* _WHAT IS NEEDED_: From the records below, copy every line that contains the word "定向国家套餐包剩余条数".

[Extracted records]
--
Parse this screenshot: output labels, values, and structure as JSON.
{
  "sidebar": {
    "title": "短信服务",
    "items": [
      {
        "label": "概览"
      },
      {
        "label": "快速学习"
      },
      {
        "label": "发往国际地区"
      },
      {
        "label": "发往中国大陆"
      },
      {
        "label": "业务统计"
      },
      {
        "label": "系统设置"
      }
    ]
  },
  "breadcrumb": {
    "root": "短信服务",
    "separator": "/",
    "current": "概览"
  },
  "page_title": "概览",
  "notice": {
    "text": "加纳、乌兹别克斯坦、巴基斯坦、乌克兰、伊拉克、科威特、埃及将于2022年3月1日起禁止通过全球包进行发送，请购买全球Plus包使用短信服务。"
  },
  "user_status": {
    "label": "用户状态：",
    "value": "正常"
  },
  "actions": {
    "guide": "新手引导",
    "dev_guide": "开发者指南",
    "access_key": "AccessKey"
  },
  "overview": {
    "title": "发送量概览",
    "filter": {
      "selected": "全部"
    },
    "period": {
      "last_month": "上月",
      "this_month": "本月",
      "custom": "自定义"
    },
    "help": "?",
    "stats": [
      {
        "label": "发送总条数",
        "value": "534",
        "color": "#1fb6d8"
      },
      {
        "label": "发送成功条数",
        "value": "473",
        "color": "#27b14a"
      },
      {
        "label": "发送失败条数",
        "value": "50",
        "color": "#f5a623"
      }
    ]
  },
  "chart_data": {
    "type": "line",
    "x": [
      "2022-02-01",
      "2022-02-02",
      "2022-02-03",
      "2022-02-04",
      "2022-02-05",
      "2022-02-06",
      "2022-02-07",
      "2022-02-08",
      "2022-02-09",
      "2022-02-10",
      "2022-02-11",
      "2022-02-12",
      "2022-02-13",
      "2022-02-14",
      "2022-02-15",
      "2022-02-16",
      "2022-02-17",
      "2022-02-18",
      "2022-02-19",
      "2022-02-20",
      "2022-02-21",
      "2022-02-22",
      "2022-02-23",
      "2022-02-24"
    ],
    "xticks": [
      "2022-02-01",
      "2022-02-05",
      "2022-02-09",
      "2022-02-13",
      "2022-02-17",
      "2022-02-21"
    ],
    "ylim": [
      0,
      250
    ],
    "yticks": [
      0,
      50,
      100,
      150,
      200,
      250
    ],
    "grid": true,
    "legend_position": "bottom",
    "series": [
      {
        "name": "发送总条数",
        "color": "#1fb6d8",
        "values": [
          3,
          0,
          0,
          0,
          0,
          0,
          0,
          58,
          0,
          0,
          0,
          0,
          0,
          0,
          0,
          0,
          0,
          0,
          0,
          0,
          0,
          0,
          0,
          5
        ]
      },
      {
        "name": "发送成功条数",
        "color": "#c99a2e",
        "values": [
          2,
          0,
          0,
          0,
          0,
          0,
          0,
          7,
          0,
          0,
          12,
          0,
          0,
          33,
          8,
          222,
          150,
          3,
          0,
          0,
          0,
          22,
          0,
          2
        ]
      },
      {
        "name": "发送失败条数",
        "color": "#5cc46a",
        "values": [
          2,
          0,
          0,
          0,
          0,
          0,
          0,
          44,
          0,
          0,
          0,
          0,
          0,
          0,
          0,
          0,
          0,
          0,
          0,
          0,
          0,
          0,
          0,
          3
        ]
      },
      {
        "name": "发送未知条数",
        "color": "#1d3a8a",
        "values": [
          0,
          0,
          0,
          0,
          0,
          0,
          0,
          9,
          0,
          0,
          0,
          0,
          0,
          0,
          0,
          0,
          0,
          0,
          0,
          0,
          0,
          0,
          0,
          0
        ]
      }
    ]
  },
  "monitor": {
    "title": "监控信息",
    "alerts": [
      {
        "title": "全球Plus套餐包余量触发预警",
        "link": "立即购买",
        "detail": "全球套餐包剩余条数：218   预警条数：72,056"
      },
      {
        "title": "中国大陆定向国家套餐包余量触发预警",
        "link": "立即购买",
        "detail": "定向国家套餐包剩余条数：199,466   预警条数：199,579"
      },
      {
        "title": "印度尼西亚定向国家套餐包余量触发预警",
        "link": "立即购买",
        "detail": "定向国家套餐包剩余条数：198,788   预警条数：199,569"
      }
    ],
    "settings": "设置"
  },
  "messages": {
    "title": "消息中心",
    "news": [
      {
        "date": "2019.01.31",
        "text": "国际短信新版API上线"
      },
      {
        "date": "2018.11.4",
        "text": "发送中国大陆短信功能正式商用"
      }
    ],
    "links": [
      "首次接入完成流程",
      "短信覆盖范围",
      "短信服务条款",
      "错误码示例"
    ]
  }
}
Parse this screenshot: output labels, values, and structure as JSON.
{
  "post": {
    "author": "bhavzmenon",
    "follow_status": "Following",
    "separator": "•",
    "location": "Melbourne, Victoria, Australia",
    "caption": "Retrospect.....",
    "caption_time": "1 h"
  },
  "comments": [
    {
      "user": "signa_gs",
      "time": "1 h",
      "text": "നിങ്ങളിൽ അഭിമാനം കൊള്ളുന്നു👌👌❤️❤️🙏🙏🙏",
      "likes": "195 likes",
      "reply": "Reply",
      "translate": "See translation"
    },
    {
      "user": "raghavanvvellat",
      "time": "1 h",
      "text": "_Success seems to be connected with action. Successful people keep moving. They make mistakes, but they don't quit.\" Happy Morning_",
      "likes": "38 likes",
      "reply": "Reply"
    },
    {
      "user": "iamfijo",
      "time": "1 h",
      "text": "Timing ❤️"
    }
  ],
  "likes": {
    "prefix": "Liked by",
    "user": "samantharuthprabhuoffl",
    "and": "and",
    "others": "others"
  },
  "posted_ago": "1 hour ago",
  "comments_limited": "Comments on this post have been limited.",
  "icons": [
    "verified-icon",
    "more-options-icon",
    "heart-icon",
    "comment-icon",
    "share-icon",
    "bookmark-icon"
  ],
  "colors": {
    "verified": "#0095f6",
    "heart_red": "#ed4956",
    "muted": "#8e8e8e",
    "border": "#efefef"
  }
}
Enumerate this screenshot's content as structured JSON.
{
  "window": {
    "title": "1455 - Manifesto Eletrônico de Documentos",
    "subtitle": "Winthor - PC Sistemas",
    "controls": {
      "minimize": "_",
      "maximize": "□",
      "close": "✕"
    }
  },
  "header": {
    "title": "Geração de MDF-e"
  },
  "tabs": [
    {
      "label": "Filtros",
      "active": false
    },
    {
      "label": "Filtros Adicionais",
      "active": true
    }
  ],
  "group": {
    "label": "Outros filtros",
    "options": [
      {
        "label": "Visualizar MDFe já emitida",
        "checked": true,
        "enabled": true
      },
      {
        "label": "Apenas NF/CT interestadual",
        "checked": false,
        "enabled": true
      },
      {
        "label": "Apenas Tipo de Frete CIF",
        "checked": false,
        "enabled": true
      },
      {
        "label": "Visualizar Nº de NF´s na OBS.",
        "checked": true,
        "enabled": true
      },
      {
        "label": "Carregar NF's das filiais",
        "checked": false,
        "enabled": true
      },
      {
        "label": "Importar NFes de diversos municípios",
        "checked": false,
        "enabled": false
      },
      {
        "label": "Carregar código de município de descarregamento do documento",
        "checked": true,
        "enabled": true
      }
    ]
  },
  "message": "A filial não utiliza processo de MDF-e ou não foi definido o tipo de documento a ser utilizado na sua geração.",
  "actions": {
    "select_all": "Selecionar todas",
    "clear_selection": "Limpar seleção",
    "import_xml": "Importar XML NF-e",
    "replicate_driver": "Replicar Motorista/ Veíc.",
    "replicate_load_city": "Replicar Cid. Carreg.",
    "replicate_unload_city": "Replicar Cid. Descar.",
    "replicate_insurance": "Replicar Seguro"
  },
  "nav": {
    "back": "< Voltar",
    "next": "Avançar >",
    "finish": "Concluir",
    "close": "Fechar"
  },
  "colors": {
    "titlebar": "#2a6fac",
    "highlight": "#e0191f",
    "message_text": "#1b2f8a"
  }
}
--
* _OUTPUT FOR THIS EXERCISE_:
        "detail": "定向国家套餐包剩余条数：199,466   预警条数：199,579"
        "detail": "定向国家套餐包剩余条数：198,788   预警条数：199,569"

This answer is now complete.